**Request:** Without omitting anything, retype the data that follows.

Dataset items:
----
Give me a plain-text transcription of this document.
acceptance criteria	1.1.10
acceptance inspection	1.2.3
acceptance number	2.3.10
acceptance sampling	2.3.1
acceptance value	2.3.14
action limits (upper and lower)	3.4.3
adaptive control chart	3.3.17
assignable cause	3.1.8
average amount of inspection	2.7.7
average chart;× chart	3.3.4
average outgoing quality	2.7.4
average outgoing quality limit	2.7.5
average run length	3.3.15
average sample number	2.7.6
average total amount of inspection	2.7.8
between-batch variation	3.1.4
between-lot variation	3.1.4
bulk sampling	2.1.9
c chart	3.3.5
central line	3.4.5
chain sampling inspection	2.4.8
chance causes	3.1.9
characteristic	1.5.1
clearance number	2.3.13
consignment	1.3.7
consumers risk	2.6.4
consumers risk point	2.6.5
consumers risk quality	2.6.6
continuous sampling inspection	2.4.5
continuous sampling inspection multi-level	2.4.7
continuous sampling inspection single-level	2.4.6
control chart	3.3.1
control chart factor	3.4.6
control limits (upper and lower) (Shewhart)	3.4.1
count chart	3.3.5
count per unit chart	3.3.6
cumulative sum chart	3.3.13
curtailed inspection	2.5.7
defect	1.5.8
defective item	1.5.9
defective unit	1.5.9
----
**Complete answer:**
Give me a plain-text transcription of this document.
acceptance criteria	1.1.10
acceptance inspection	1.2.3
acceptance number	2.3.10
acceptance sampling	2.3.1
acceptance value	2.3.14
action limits (upper and lower)	3.4.3
adaptive control chart	3.3.17
assignable cause	3.1.8
average amount of inspection	2.7.7
average chart;× chart	3.3.4
average outgoing quality	2.7.4
average outgoing quality limit	2.7.5
average run length	3.3.15
average sample number	2.7.6
average total amount of inspection	2.7.8
between-batch variation	3.1.4
between-lot variation	3.1.4
bulk sampling	2.1.9
c chart	3.3.5
central line	3.4.5
chain sampling inspection	2.4.8
chance causes	3.1.9
characteristic	1.5.1
clearance number	2.3.13
consignment	1.3.7
consumers risk	2.6.4
consumers risk point	2.6.5
consumers risk quality	2.6.6
continuous sampling inspection	2.4.5
continuous sampling inspection multi-level	2.4.7
continuous sampling inspection single-level	2.4.6
control chart	3.3.1
control chart factor	3.4.6
control limits (upper and lower) (Shewhart)	3.4.1
count chart	3.3.5
count per unit chart	3.3.6
cumulative sum chart	3.3.13
curtailed inspection	2.5.7
defect	1.5.8
defective item	1.5.9
defective unit	1.5.9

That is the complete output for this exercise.